▶ Raw records:

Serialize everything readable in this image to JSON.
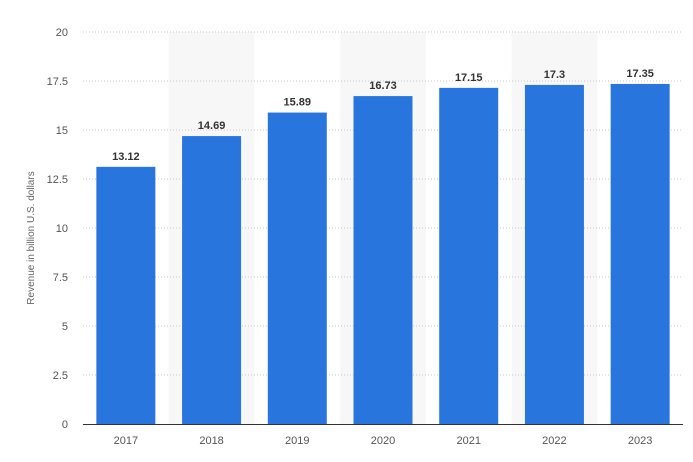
{
  "chart_data": {
    "type": "bar",
    "categories": [
      "2017",
      "2018",
      "2019",
      "2020",
      "2021",
      "2022",
      "2023"
    ],
    "values": [
      13.12,
      14.69,
      15.89,
      16.73,
      17.15,
      17.3,
      17.35
    ],
    "value_labels": [
      "13.12",
      "14.69",
      "15.89",
      "16.73",
      "17.15",
      "17.3",
      "17.35"
    ],
    "title": "",
    "xlabel": "",
    "ylabel": "Revenue in billion U.S. dollars",
    "ylim": [
      0,
      20
    ],
    "yticks": [
      0,
      2.5,
      5,
      7.5,
      10,
      12.5,
      15,
      17.5,
      20
    ],
    "ytick_labels": [
      "0",
      "2.5",
      "5",
      "7.5",
      "10",
      "12.5",
      "15",
      "17.5",
      "20"
    ],
    "grid": true,
    "legend": "none",
    "colors": {
      "bar": "#2876dd",
      "band": "#f7f7f7",
      "grid": "#c8c8c8",
      "axis": "#333333"
    }
  }
}
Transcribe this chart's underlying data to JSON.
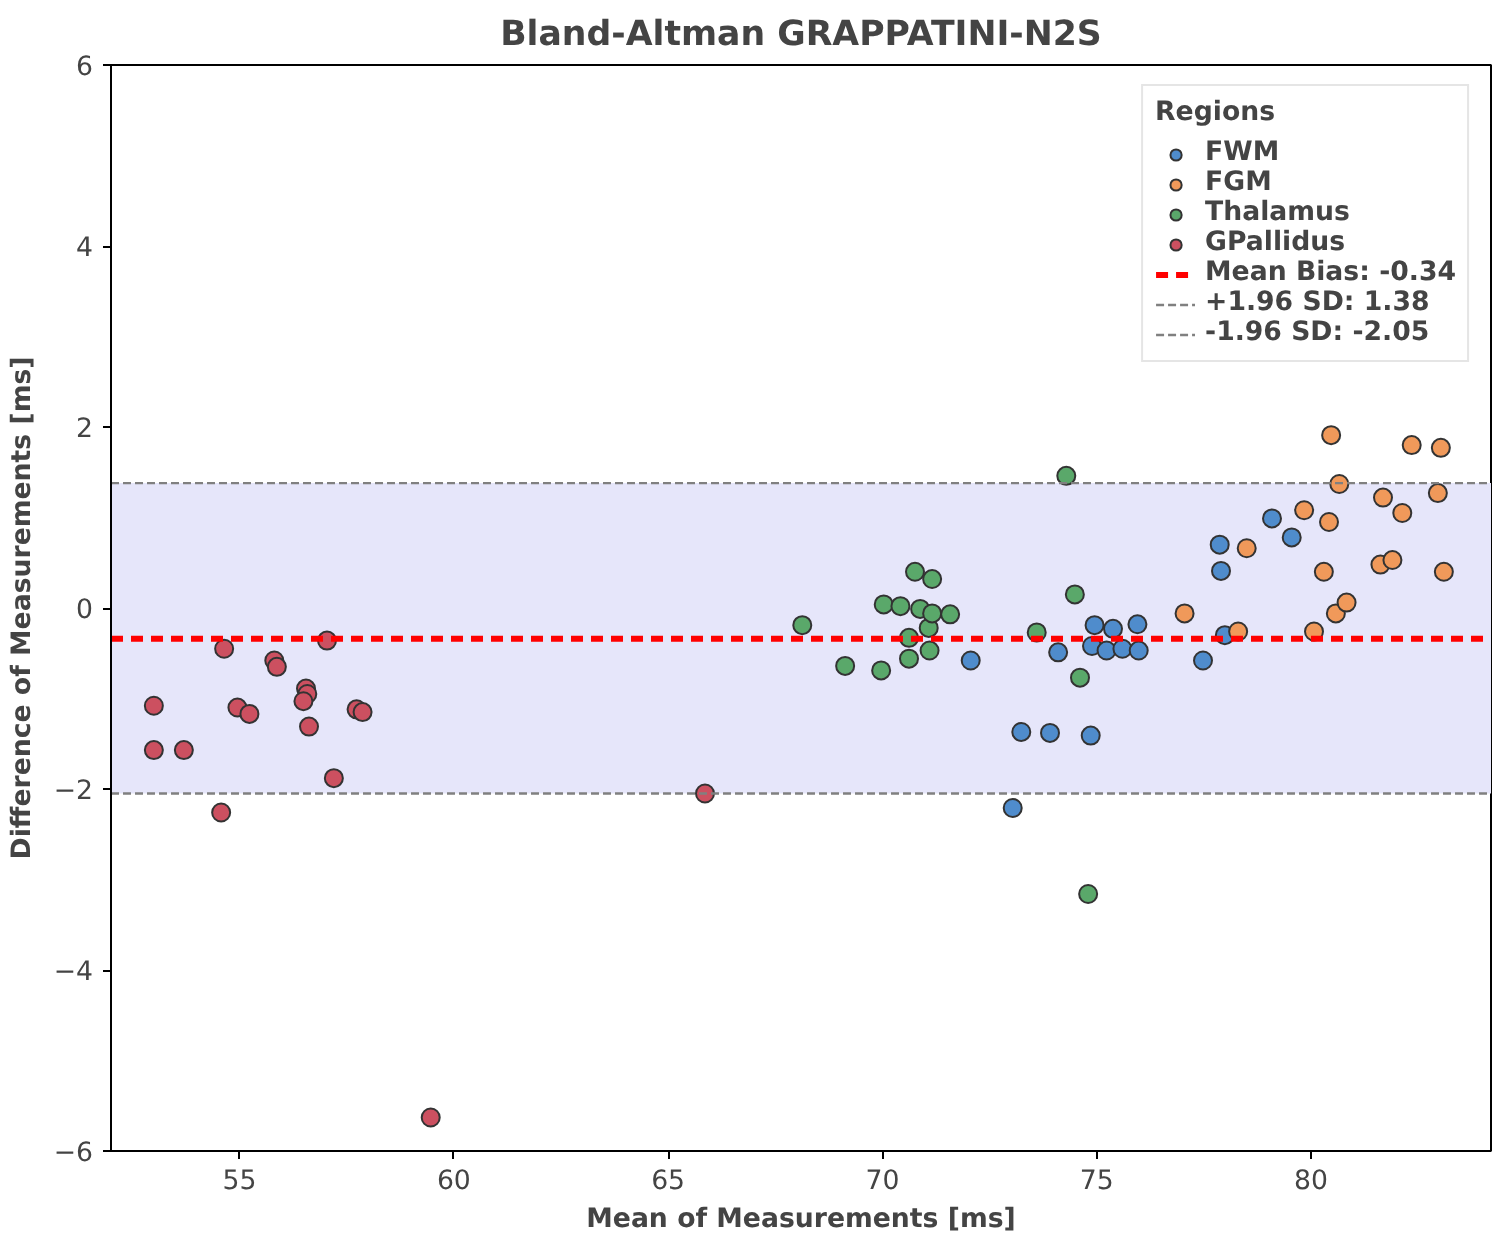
{
  "chart_data": {
    "type": "scatter",
    "title": "Bland-Altman GRAPPATINI-N2S",
    "xlabel": "Mean of Measurements [ms]",
    "ylabel": "Difference of Measurements [ms]",
    "legend_title": "Regions",
    "legend": "top right",
    "grid": false,
    "marker": "circle",
    "xlim": [
      52,
      84.2
    ],
    "ylim": [
      -6,
      6
    ],
    "xticks": [
      55,
      60,
      65,
      70,
      75,
      80
    ],
    "yticks": [
      {
        "value": -6,
        "label": "−6"
      },
      {
        "value": -4,
        "label": "−4"
      },
      {
        "value": -2,
        "label": "−2"
      },
      0,
      2,
      4,
      6
    ],
    "series": [
      {
        "name": "FWM",
        "color": "#4f8ccc",
        "x": [
          72.06,
          73.24,
          73.91,
          74.86,
          74.1,
          74.95,
          74.89,
          75.23,
          75.38,
          75.6,
          75.98,
          75.95,
          73.04,
          77.48,
          77.99,
          77.9,
          77.87,
          79.09,
          79.55
        ],
        "values": [
          -0.58,
          -1.37,
          -1.38,
          -1.41,
          -0.49,
          -0.19,
          -0.42,
          -0.47,
          -0.23,
          -0.45,
          -0.47,
          -0.18,
          -2.21,
          -0.58,
          -0.3,
          0.41,
          0.7,
          0.99,
          0.78
        ]
      },
      {
        "name": "FGM",
        "color": "#f0995a",
        "x": [
          77.05,
          78.3,
          78.5,
          79.84,
          80.07,
          80.42,
          80.3,
          80.47,
          80.66,
          80.58,
          80.83,
          81.62,
          81.9,
          81.68,
          82.13,
          82.35,
          83.03,
          82.96,
          83.1
        ],
        "values": [
          -0.06,
          -0.26,
          0.66,
          1.08,
          -0.26,
          0.95,
          0.4,
          1.91,
          1.37,
          -0.06,
          0.06,
          0.48,
          0.53,
          1.22,
          1.05,
          1.8,
          1.77,
          1.27,
          0.4
        ]
      },
      {
        "name": "Thalamus",
        "color": "#5aa86a",
        "x": [
          68.13,
          69.13,
          69.97,
          70.03,
          70.42,
          70.62,
          70.62,
          70.76,
          70.88,
          71.1,
          71.08,
          71.16,
          71.16,
          71.58,
          73.6,
          74.29,
          74.49,
          74.61,
          74.8
        ],
        "values": [
          -0.19,
          -0.64,
          -0.69,
          0.04,
          0.02,
          -0.56,
          -0.33,
          0.4,
          -0.01,
          -0.47,
          -0.22,
          -0.06,
          0.32,
          -0.07,
          -0.27,
          1.46,
          0.15,
          -0.77,
          -3.16
        ]
      },
      {
        "name": "GPallidus",
        "color": "#cc5060",
        "x": [
          53.0,
          53.0,
          53.7,
          54.64,
          54.95,
          55.23,
          54.57,
          55.81,
          55.87,
          56.55,
          56.58,
          56.49,
          56.62,
          57.04,
          57.2,
          57.73,
          57.87,
          59.46,
          65.86
        ],
        "values": [
          -1.08,
          -1.57,
          -1.57,
          -0.45,
          -1.1,
          -1.17,
          -2.26,
          -0.58,
          -0.65,
          -0.89,
          -0.95,
          -1.03,
          -1.31,
          -0.36,
          -1.88,
          -1.12,
          -1.15,
          -5.63,
          -2.05
        ]
      }
    ],
    "bands": [
      {
        "axis": "y",
        "from": -2.05,
        "to": 1.38,
        "color": "#e6e6fa"
      }
    ],
    "ref_lines": [
      {
        "axis": "y",
        "value": -0.34,
        "label": "Mean Bias: -0.34",
        "color": "#ff0000",
        "line_style": "dashed"
      },
      {
        "axis": "y",
        "value": 1.38,
        "label": "+1.96 SD: 1.38",
        "color": "#808080",
        "line_style": "dashed"
      },
      {
        "axis": "y",
        "value": -2.05,
        "label": "-1.96 SD: -2.05",
        "color": "#808080",
        "line_style": "dashed"
      }
    ]
  }
}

▶ Your task:
All of the data needs repeating exactly, but the pictures do not.

▶ Task response:
Serialize everything readable in this image to JSON.
{
  "chart_data": {
    "type": "bar",
    "categories": [
      "2017",
      "2018",
      "2019",
      "2020",
      "2021",
      "2022",
      "2023"
    ],
    "values": [
      13.12,
      14.69,
      15.89,
      16.73,
      17.15,
      17.3,
      17.35
    ],
    "value_labels": [
      "13.12",
      "14.69",
      "15.89",
      "16.73",
      "17.15",
      "17.3",
      "17.35"
    ],
    "title": "",
    "xlabel": "",
    "ylabel": "Revenue in billion U.S. dollars",
    "ylim": [
      0,
      20
    ],
    "yticks": [
      0,
      2.5,
      5,
      7.5,
      10,
      12.5,
      15,
      17.5,
      20
    ],
    "ytick_labels": [
      "0",
      "2.5",
      "5",
      "7.5",
      "10",
      "12.5",
      "15",
      "17.5",
      "20"
    ],
    "grid": true,
    "legend": "none",
    "colors": {
      "bar": "#2876dd",
      "band": "#f7f7f7",
      "grid": "#c8c8c8",
      "axis": "#333333"
    }
  }
}
Transcribe this chart's underlying data to JSON.
{
  "chart_data": {
    "type": "scatter",
    "title": "Bland-Altman GRAPPATINI-N2S",
    "xlabel": "Mean of Measurements [ms]",
    "ylabel": "Difference of Measurements [ms]",
    "legend_title": "Regions",
    "legend": "top right",
    "grid": false,
    "marker": "circle",
    "xlim": [
      52,
      84.2
    ],
    "ylim": [
      -6,
      6
    ],
    "xticks": [
      55,
      60,
      65,
      70,
      75,
      80
    ],
    "yticks": [
      {
        "value": -6,
        "label": "−6"
      },
      {
        "value": -4,
        "label": "−4"
      },
      {
        "value": -2,
        "label": "−2"
      },
      0,
      2,
      4,
      6
    ],
    "series": [
      {
        "name": "FWM",
        "color": "#4f8ccc",
        "x": [
          72.06,
          73.24,
          73.91,
          74.86,
          74.1,
          74.95,
          74.89,
          75.23,
          75.38,
          75.6,
          75.98,
          75.95,
          73.04,
          77.48,
          77.99,
          77.9,
          77.87,
          79.09,
          79.55
        ],
        "values": [
          -0.58,
          -1.37,
          -1.38,
          -1.41,
          -0.49,
          -0.19,
          -0.42,
          -0.47,
          -0.23,
          -0.45,
          -0.47,
          -0.18,
          -2.21,
          -0.58,
          -0.3,
          0.41,
          0.7,
          0.99,
          0.78
        ]
      },
      {
        "name": "FGM",
        "color": "#f0995a",
        "x": [
          77.05,
          78.3,
          78.5,
          79.84,
          80.07,
          80.42,
          80.3,
          80.47,
          80.66,
          80.58,
          80.83,
          81.62,
          81.9,
          81.68,
          82.13,
          82.35,
          83.03,
          82.96,
          83.1
        ],
        "values": [
          -0.06,
          -0.26,
          0.66,
          1.08,
          -0.26,
          0.95,
          0.4,
          1.91,
          1.37,
          -0.06,
          0.06,
          0.48,
          0.53,
          1.22,
          1.05,
          1.8,
          1.77,
          1.27,
          0.4
        ]
      },
      {
        "name": "Thalamus",
        "color": "#5aa86a",
        "x": [
          68.13,
          69.13,
          69.97,
          70.03,
          70.42,
          70.62,
          70.62,
          70.76,
          70.88,
          71.1,
          71.08,
          71.16,
          71.16,
          71.58,
          73.6,
          74.29,
          74.49,
          74.61,
          74.8
        ],
        "values": [
          -0.19,
          -0.64,
          -0.69,
          0.04,
          0.02,
          -0.56,
          -0.33,
          0.4,
          -0.01,
          -0.47,
          -0.22,
          -0.06,
          0.32,
          -0.07,
          -0.27,
          1.46,
          0.15,
          -0.77,
          -3.16
        ]
      },
      {
        "name": "GPallidus",
        "color": "#cc5060",
        "x": [
          53.0,
          53.0,
          53.7,
          54.64,
          54.95,
          55.23,
          54.57,
          55.81,
          55.87,
          56.55,
          56.58,
          56.49,
          56.62,
          57.04,
          57.2,
          57.73,
          57.87,
          59.46,
          65.86
        ],
        "values": [
          -1.08,
          -1.57,
          -1.57,
          -0.45,
          -1.1,
          -1.17,
          -2.26,
          -0.58,
          -0.65,
          -0.89,
          -0.95,
          -1.03,
          -1.31,
          -0.36,
          -1.88,
          -1.12,
          -1.15,
          -5.63,
          -2.05
        ]
      }
    ],
    "bands": [
      {
        "axis": "y",
        "from": -2.05,
        "to": 1.38,
        "color": "#e6e6fa"
      }
    ],
    "ref_lines": [
      {
        "axis": "y",
        "value": -0.34,
        "label": "Mean Bias: -0.34",
        "color": "#ff0000",
        "line_style": "dashed"
      },
      {
        "axis": "y",
        "value": 1.38,
        "label": "+1.96 SD: 1.38",
        "color": "#808080",
        "line_style": "dashed"
      },
      {
        "axis": "y",
        "value": -2.05,
        "label": "-1.96 SD: -2.05",
        "color": "#808080",
        "line_style": "dashed"
      }
    ]
  }
}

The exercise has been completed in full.